Give every entry again, word for word.

Collected data:

start

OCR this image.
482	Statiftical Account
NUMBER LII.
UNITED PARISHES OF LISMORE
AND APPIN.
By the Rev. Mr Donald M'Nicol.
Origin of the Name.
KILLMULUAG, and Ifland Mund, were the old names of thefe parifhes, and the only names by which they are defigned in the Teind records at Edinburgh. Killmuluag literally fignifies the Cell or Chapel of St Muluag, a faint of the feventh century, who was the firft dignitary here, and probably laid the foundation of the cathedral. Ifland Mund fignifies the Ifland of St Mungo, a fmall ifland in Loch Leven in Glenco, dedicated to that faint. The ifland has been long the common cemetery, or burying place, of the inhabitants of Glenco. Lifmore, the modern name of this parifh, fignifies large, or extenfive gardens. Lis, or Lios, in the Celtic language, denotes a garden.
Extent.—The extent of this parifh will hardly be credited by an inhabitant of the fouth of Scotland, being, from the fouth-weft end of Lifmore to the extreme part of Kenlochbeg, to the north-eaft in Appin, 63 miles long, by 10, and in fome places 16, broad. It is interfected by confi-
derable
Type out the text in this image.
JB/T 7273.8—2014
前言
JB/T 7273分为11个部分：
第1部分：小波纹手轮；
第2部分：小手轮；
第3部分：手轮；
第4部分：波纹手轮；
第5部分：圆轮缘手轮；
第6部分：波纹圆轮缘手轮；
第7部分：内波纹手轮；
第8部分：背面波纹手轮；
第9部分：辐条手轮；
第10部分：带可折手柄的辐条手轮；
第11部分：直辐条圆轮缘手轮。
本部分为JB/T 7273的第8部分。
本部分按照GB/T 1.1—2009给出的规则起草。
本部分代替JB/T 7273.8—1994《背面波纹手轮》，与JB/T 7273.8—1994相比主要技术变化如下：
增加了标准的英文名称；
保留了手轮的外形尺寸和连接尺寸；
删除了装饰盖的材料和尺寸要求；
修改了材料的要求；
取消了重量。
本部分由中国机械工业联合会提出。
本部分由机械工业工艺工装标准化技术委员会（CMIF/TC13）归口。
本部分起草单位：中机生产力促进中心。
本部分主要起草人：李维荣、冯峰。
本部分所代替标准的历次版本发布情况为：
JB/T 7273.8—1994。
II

end

_THE COMPLETED TASK:_
OCR this image.
482	Statiftical Account
NUMBER LII.
UNITED PARISHES OF LISMORE
AND APPIN.
By the Rev. Mr Donald M'Nicol.
Origin of the Name.
KILLMULUAG, and Ifland Mund, were the old names of thefe parifhes, and the only names by which they are defigned in the Teind records at Edinburgh. Killmuluag literally fignifies the Cell or Chapel of St Muluag, a faint of the feventh century, who was the firft dignitary here, and probably laid the foundation of the cathedral. Ifland Mund fignifies the Ifland of St Mungo, a fmall ifland in Loch Leven in Glenco, dedicated to that faint. The ifland has been long the common cemetery, or burying place, of the inhabitants of Glenco. Lifmore, the modern name of this parifh, fignifies large, or extenfive gardens. Lis, or Lios, in the Celtic language, denotes a garden.
Extent.—The extent of this parifh will hardly be credited by an inhabitant of the fouth of Scotland, being, from the fouth-weft end of Lifmore to the extreme part of Kenlochbeg, to the north-eaft in Appin, 63 miles long, by 10, and in fome places 16, broad. It is interfected by confi-
derable
Type out the text in this image.
JB/T 7273.8—2014
前言
JB/T 7273分为11个部分：
第1部分：小波纹手轮；
第2部分：小手轮；
第3部分：手轮；
第4部分：波纹手轮；
第5部分：圆轮缘手轮；
第6部分：波纹圆轮缘手轮；
第7部分：内波纹手轮；
第8部分：背面波纹手轮；
第9部分：辐条手轮；
第10部分：带可折手柄的辐条手轮；
第11部分：直辐条圆轮缘手轮。
本部分为JB/T 7273的第8部分。
本部分按照GB/T 1.1—2009给出的规则起草。
本部分代替JB/T 7273.8—1994《背面波纹手轮》，与JB/T 7273.8—1994相比主要技术变化如下：
增加了标准的英文名称；
保留了手轮的外形尺寸和连接尺寸；
删除了装饰盖的材料和尺寸要求；
修改了材料的要求；
取消了重量。
本部分由中国机械工业联合会提出。
本部分由机械工业工艺工装标准化技术委员会（CMIF/TC13）归口。
本部分起草单位：中机生产力促进中心。
本部分主要起草人：李维荣、冯峰。
本部分所代替标准的历次版本发布情况为：
JB/T 7273.8—1994。
II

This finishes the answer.